THE EXERCISE:
From the entries below, copy out every line with "right" in it.

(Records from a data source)

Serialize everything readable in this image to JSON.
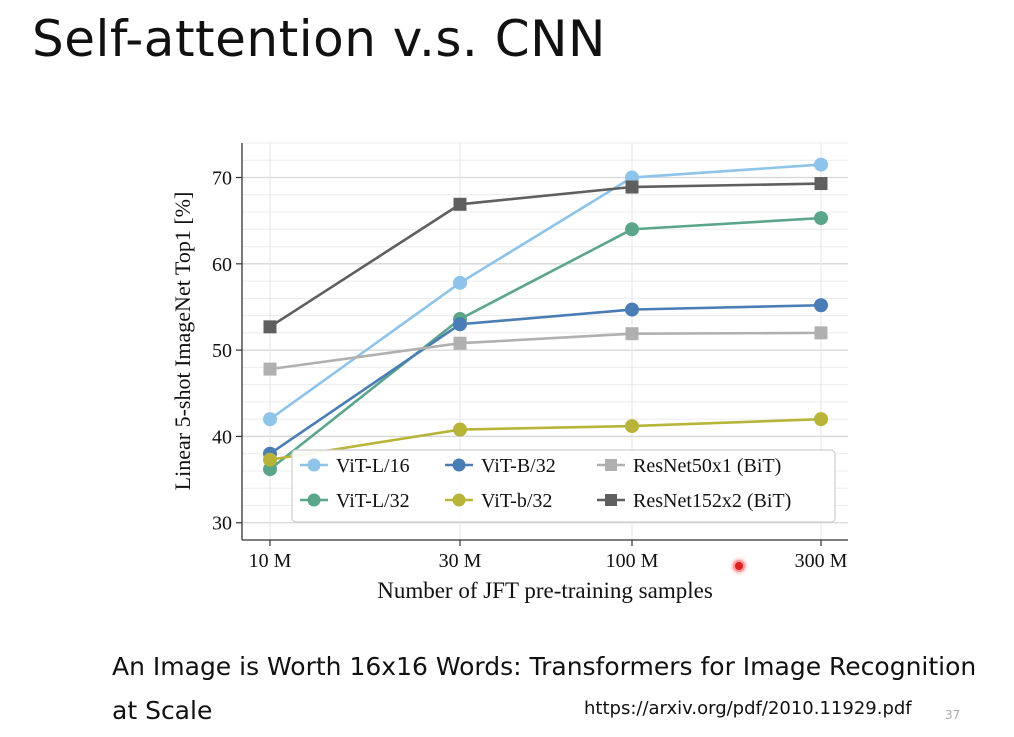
{
  "slide": {
    "title": "Self-attention v.s. CNN",
    "caption": "An Image is Worth 16x16 Words: Transformers for Image Recognition at Scale",
    "url": "https://arxiv.org/pdf/2010.11929.pdf",
    "page_number": "37"
  },
  "chart_data": {
    "type": "line",
    "title": "",
    "xlabel": "Number of JFT pre-training samples",
    "ylabel": "Linear 5-shot ImageNet Top1 [%]",
    "x_scale": "log",
    "categories": [
      "10 M",
      "30 M",
      "100 M",
      "300 M"
    ],
    "ylim": [
      28,
      74
    ],
    "yticks": [
      30,
      40,
      50,
      60,
      70
    ],
    "grid": true,
    "legend_position": "lower-center",
    "series": [
      {
        "name": "ViT-L/16",
        "color": "#8ec3ea",
        "marker": "circle",
        "values": [
          42,
          57.8,
          70,
          71.5
        ]
      },
      {
        "name": "ViT-L/32",
        "color": "#5ba68a",
        "marker": "circle",
        "values": [
          36.2,
          53.6,
          64,
          65.3
        ]
      },
      {
        "name": "ViT-B/32",
        "color": "#4a7db5",
        "marker": "circle",
        "values": [
          38,
          53,
          54.7,
          55.2
        ]
      },
      {
        "name": "ViT-b/32",
        "color": "#b8b43a",
        "marker": "circle",
        "values": [
          37.3,
          40.8,
          41.2,
          42
        ]
      },
      {
        "name": "ResNet50x1 (BiT)",
        "color": "#b0b0b0",
        "marker": "square",
        "values": [
          47.8,
          50.8,
          51.9,
          52
        ]
      },
      {
        "name": "ResNet152x2 (BiT)",
        "color": "#5f5f5f",
        "marker": "square",
        "values": [
          52.7,
          66.9,
          68.9,
          69.3
        ]
      }
    ],
    "legend_order": [
      "ViT-L/16",
      "ViT-B/32",
      "ResNet50x1 (BiT)",
      "ViT-L/32",
      "ViT-b/32",
      "ResNet152x2 (BiT)"
    ]
  }
}
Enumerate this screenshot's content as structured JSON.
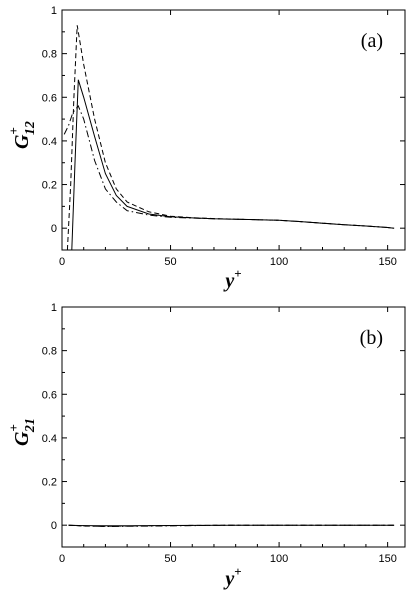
{
  "chart_data": [
    {
      "type": "line",
      "panel_label": "(a)",
      "ylabel": {
        "base": "G",
        "sup": "+",
        "sub": "12"
      },
      "xlabel": {
        "base": "y",
        "sup": "+"
      },
      "xlim": [
        0,
        158
      ],
      "ylim": [
        -0.1,
        1.0
      ],
      "xticks": [
        0,
        50,
        100,
        150
      ],
      "yticks": [
        0,
        0.2,
        0.4,
        0.6,
        0.8,
        1
      ],
      "grid": false,
      "series": [
        {
          "style": "solid",
          "x": [
            4.5,
            6,
            7.5,
            10,
            15,
            20,
            25,
            30,
            40,
            50,
            60,
            70,
            80,
            90,
            100,
            110,
            120,
            130,
            140,
            150,
            153
          ],
          "y": [
            -0.1,
            0.3,
            0.68,
            0.6,
            0.42,
            0.25,
            0.15,
            0.1,
            0.065,
            0.052,
            0.047,
            0.043,
            0.041,
            0.039,
            0.036,
            0.03,
            0.023,
            0.016,
            0.01,
            0.003,
            0.0
          ]
        },
        {
          "style": "dashed",
          "x": [
            2.5,
            4,
            5.5,
            7,
            10,
            15,
            20,
            25,
            30,
            40,
            50,
            60,
            70,
            80,
            90,
            100,
            110,
            120,
            130,
            140,
            150,
            153
          ],
          "y": [
            -0.1,
            0.2,
            0.6,
            0.93,
            0.75,
            0.5,
            0.3,
            0.18,
            0.12,
            0.075,
            0.055,
            0.048,
            0.044,
            0.041,
            0.039,
            0.036,
            0.03,
            0.023,
            0.016,
            0.01,
            0.003,
            0.0
          ]
        },
        {
          "style": "dash-dot",
          "x": [
            1,
            3,
            5,
            7.5,
            10,
            15,
            20,
            25,
            30,
            40,
            50,
            60,
            70,
            80,
            90,
            100,
            110,
            120,
            130,
            140,
            150,
            153
          ],
          "y": [
            0.43,
            0.47,
            0.53,
            0.56,
            0.5,
            0.31,
            0.18,
            0.12,
            0.08,
            0.06,
            0.05,
            0.046,
            0.043,
            0.041,
            0.039,
            0.036,
            0.03,
            0.023,
            0.016,
            0.01,
            0.003,
            0.0
          ]
        }
      ]
    },
    {
      "type": "line",
      "panel_label": "(b)",
      "ylabel": {
        "base": "G",
        "sup": "+",
        "sub": "21"
      },
      "xlabel": {
        "base": "y",
        "sup": "+"
      },
      "xlim": [
        0,
        158
      ],
      "ylim": [
        -0.1,
        1.0
      ],
      "xticks": [
        0,
        50,
        100,
        150
      ],
      "yticks": [
        0,
        0.2,
        0.4,
        0.6,
        0.8,
        1
      ],
      "grid": false,
      "series": [
        {
          "style": "solid",
          "x": [
            3,
            10,
            20,
            40,
            60,
            80,
            100,
            120,
            140,
            153
          ],
          "y": [
            0.0,
            -0.002,
            -0.003,
            -0.002,
            -0.001,
            0.0,
            0.0,
            0.0,
            0.0,
            0.0
          ]
        },
        {
          "style": "dashed",
          "x": [
            3,
            10,
            20,
            40,
            60,
            80,
            100,
            120,
            140,
            153
          ],
          "y": [
            0.0,
            -0.004,
            -0.005,
            -0.003,
            -0.001,
            0.0,
            0.0,
            0.0,
            0.0,
            0.0
          ]
        },
        {
          "style": "dash-dot",
          "x": [
            3,
            10,
            20,
            40,
            60,
            80,
            100,
            120,
            140,
            153
          ],
          "y": [
            0.0,
            -0.003,
            -0.006,
            -0.004,
            -0.002,
            0.0,
            0.0,
            0.0,
            0.0,
            0.0
          ]
        }
      ]
    }
  ]
}
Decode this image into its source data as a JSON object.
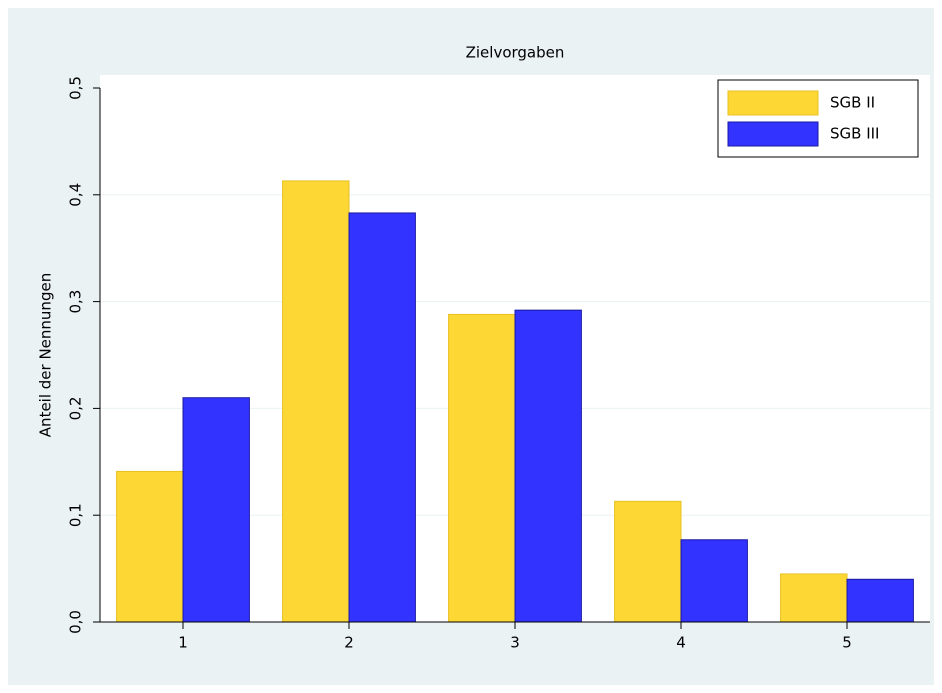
{
  "chart_data": {
    "type": "bar",
    "title": "Zielvorgaben",
    "y_label": "Anteil der Nennungen",
    "categories": [
      "1",
      "2",
      "3",
      "4",
      "5"
    ],
    "series": [
      {
        "name": "SGB II",
        "color": "#fdd835",
        "values": [
          0.141,
          0.413,
          0.288,
          0.113,
          0.045
        ]
      },
      {
        "name": "SGB III",
        "color": "#3333ff",
        "values": [
          0.21,
          0.383,
          0.292,
          0.077,
          0.04
        ]
      }
    ],
    "ylim": [
      0,
      0.5
    ],
    "yticks": [
      {
        "value": 0,
        "label": "0,0"
      },
      {
        "value": 0.1,
        "label": "0,1"
      },
      {
        "value": 0.2,
        "label": "0,2"
      },
      {
        "value": 0.3,
        "label": "0,3"
      },
      {
        "value": 0.4,
        "label": "0,4"
      },
      {
        "value": 0.5,
        "label": "0,5"
      }
    ],
    "grid": true,
    "legend": "upper right"
  }
}
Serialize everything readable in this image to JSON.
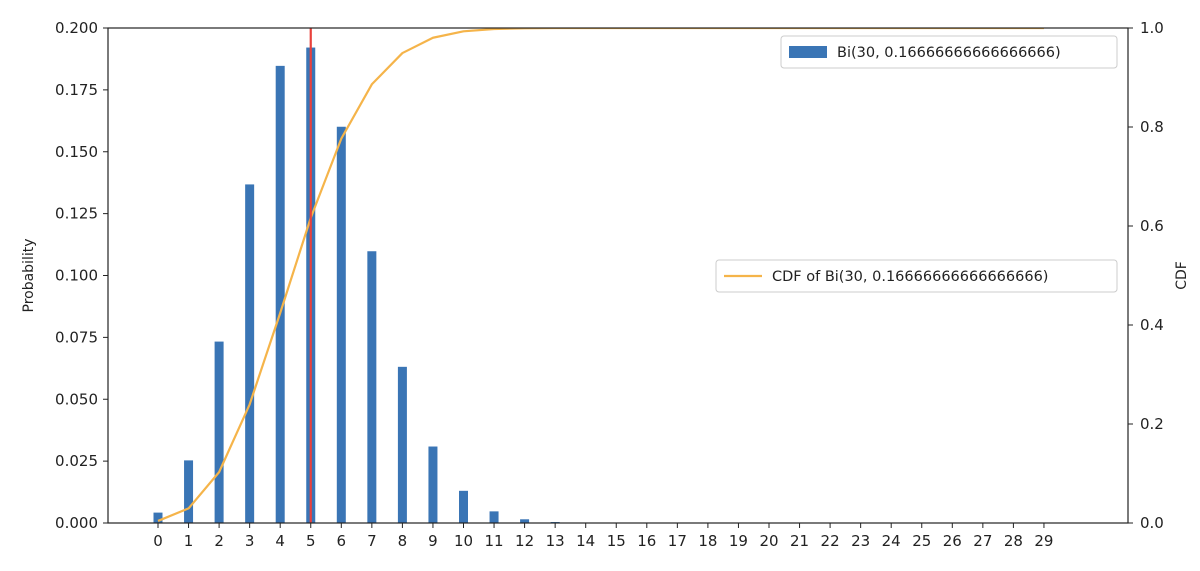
{
  "chart_data": {
    "type": "bar",
    "categories": [
      "0",
      "1",
      "2",
      "3",
      "4",
      "5",
      "6",
      "7",
      "8",
      "9",
      "10",
      "11",
      "12",
      "13",
      "14",
      "15",
      "16",
      "17",
      "18",
      "19",
      "20",
      "21",
      "22",
      "23",
      "24",
      "25",
      "26",
      "27",
      "28",
      "29"
    ],
    "x": [
      0,
      1,
      2,
      3,
      4,
      5,
      6,
      7,
      8,
      9,
      10,
      11,
      12,
      13,
      14,
      15,
      16,
      17,
      18,
      19,
      20,
      21,
      22,
      23,
      24,
      25,
      26,
      27,
      28,
      29
    ],
    "series": [
      {
        "name": "Bi(30, 0.16666666666666666)",
        "type": "bar",
        "axis": "left",
        "color": "#3a75b5",
        "values": [
          0.0042,
          0.0253,
          0.0733,
          0.1368,
          0.1847,
          0.1921,
          0.1601,
          0.1098,
          0.0631,
          0.0309,
          0.013,
          0.0047,
          0.0015,
          0.0004,
          0.0001,
          0,
          0,
          0,
          0,
          0,
          0,
          0,
          0,
          0,
          0,
          0,
          0,
          0,
          0,
          0
        ]
      },
      {
        "name": "CDF of Bi(30, 0.16666666666666666)",
        "type": "line",
        "axis": "right",
        "color": "#f5b44a",
        "values": [
          0.0042,
          0.0295,
          0.1028,
          0.2396,
          0.4243,
          0.6164,
          0.7765,
          0.8863,
          0.9494,
          0.9803,
          0.9933,
          0.998,
          0.9995,
          0.9999,
          1.0,
          1.0,
          1.0,
          1.0,
          1.0,
          1.0,
          1.0,
          1.0,
          1.0,
          1.0,
          1.0,
          1.0,
          1.0,
          1.0,
          1.0,
          1.0
        ]
      }
    ],
    "vline": {
      "x": 5,
      "color": "#e8413c"
    },
    "ylabel": "Probability",
    "y2label": "CDF",
    "ylim": [
      0,
      0.2
    ],
    "y2lim": [
      0,
      1.0
    ],
    "yticks": [
      "0.000",
      "0.025",
      "0.050",
      "0.075",
      "0.100",
      "0.125",
      "0.150",
      "0.175",
      "0.200"
    ],
    "y2ticks": [
      "0.0",
      "0.2",
      "0.4",
      "0.6",
      "0.8",
      "1.0"
    ],
    "grid": false,
    "legends": [
      "upper right",
      "center right"
    ]
  }
}
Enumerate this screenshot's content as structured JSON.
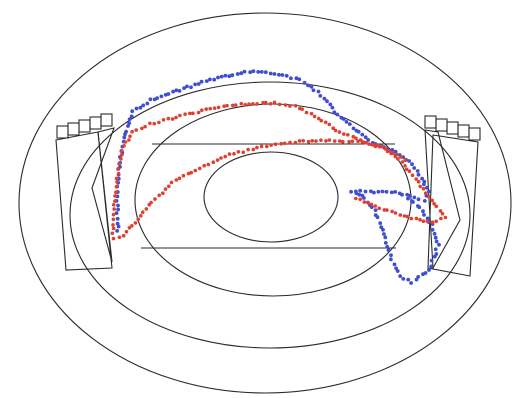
{
  "diagram": {
    "colors": {
      "background": "#ffffff",
      "outline": "#2a2a2a",
      "trace_blue": "#3f4fd0",
      "trace_red": "#e0402f"
    },
    "labels": []
  }
}
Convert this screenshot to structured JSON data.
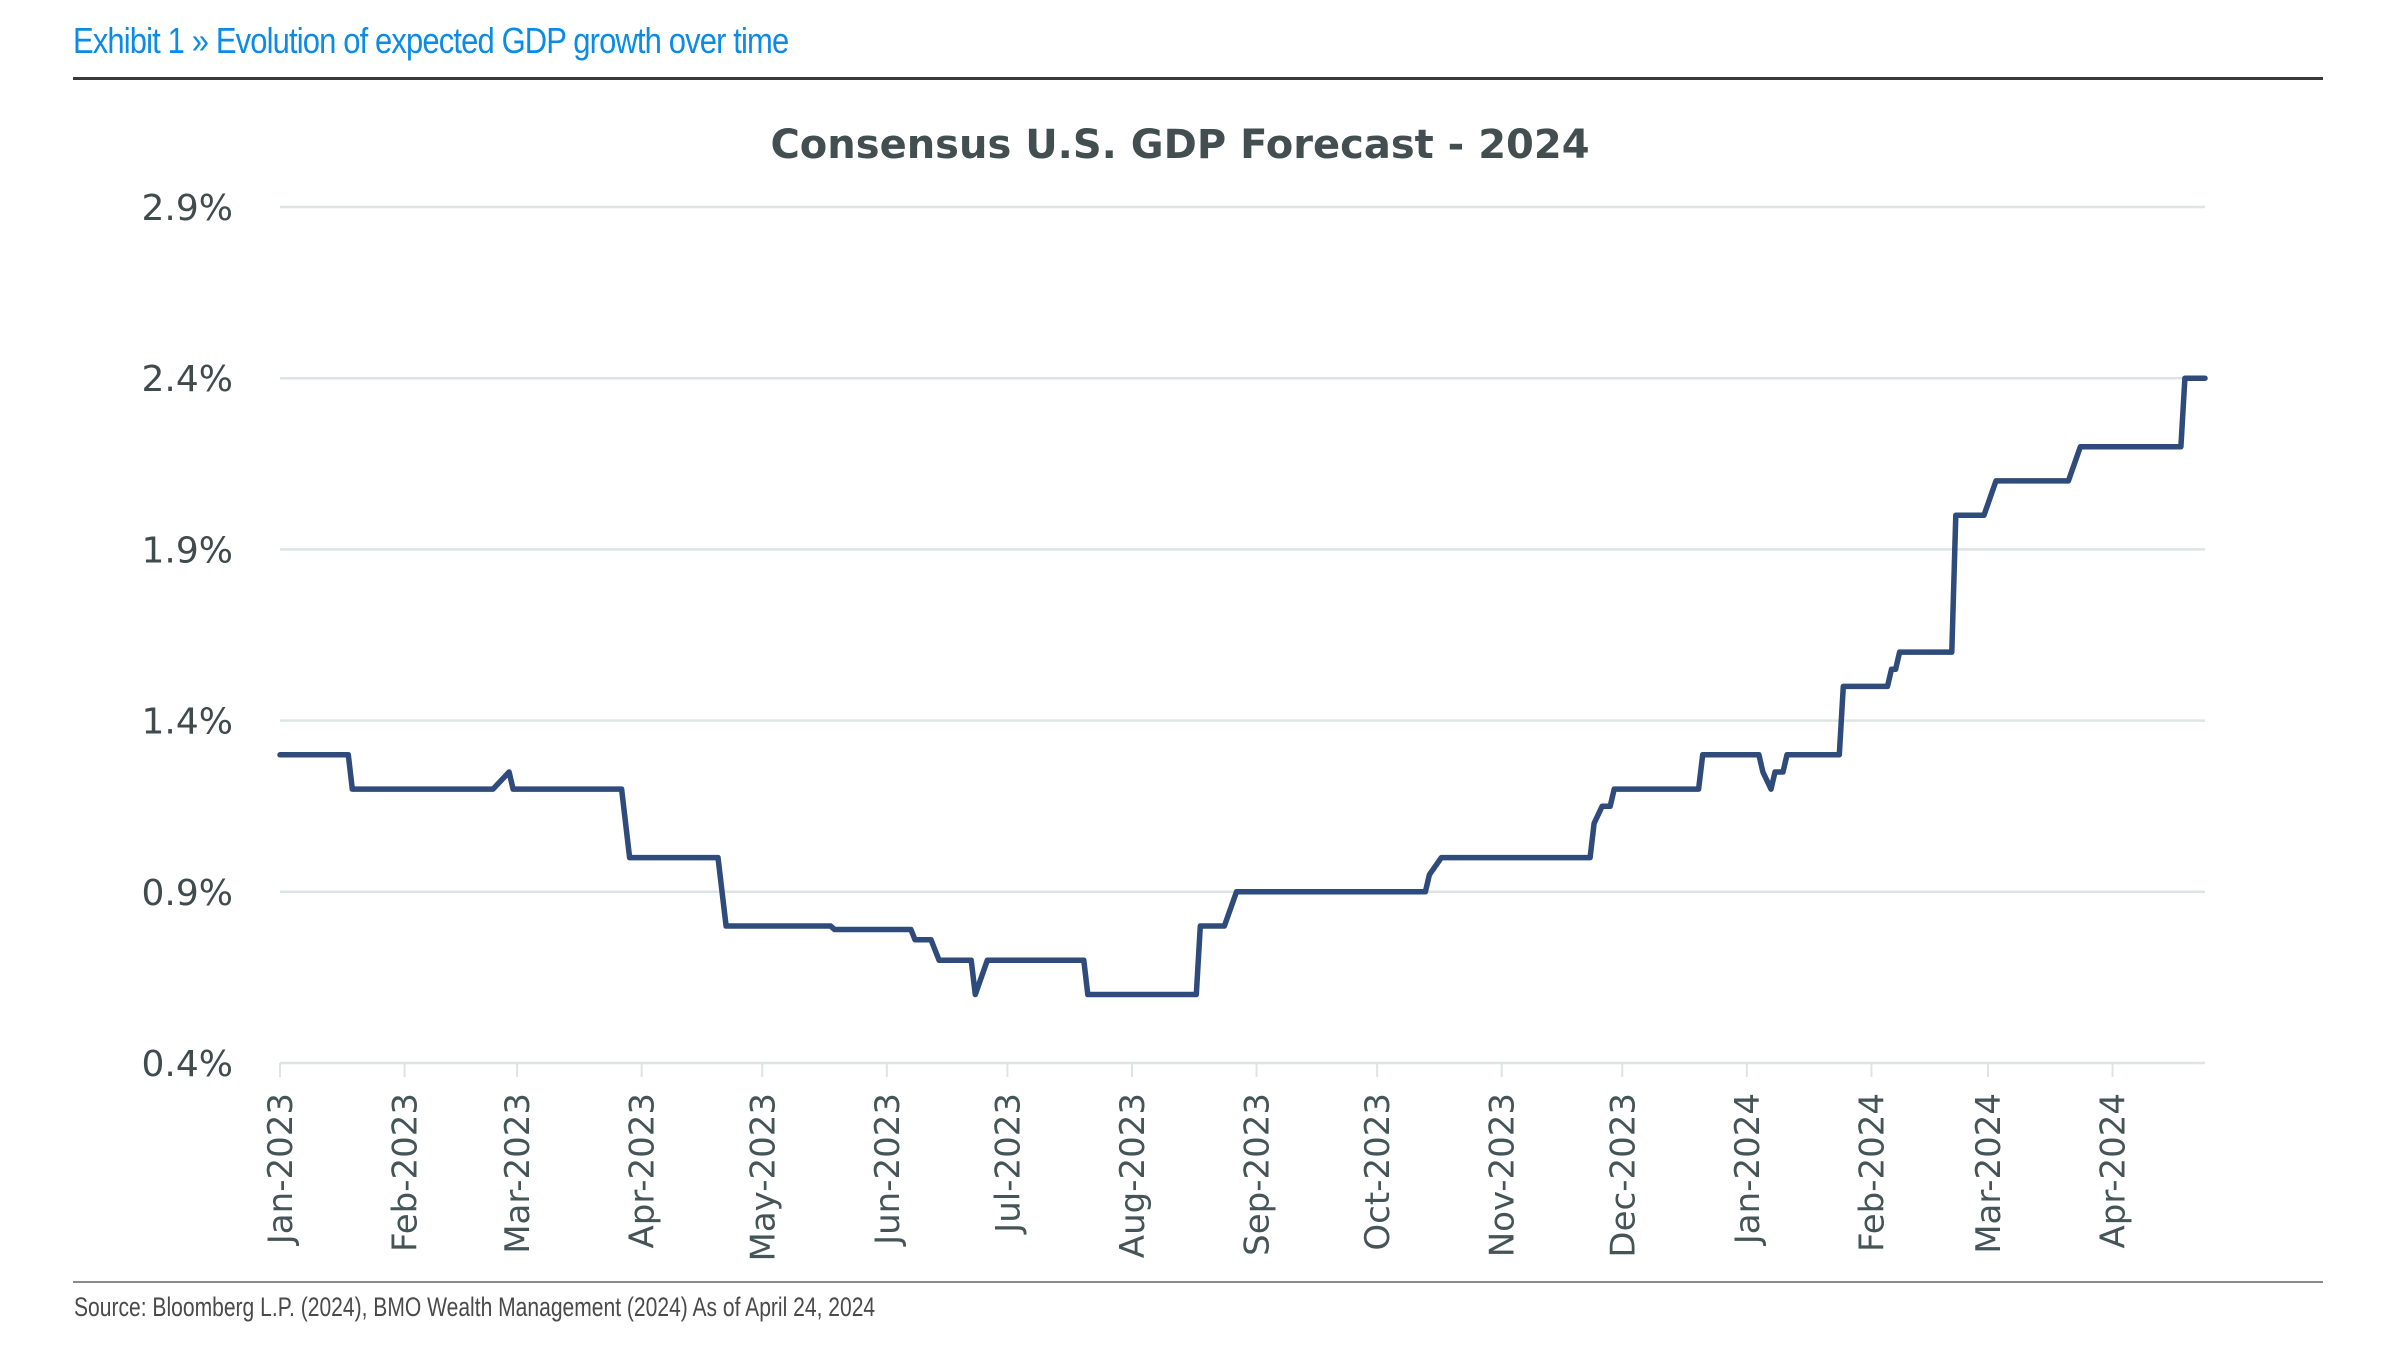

COMPLETED TASK:
    "legend": "upper right"
        "axis": "right",
      "upper right",
      "center right"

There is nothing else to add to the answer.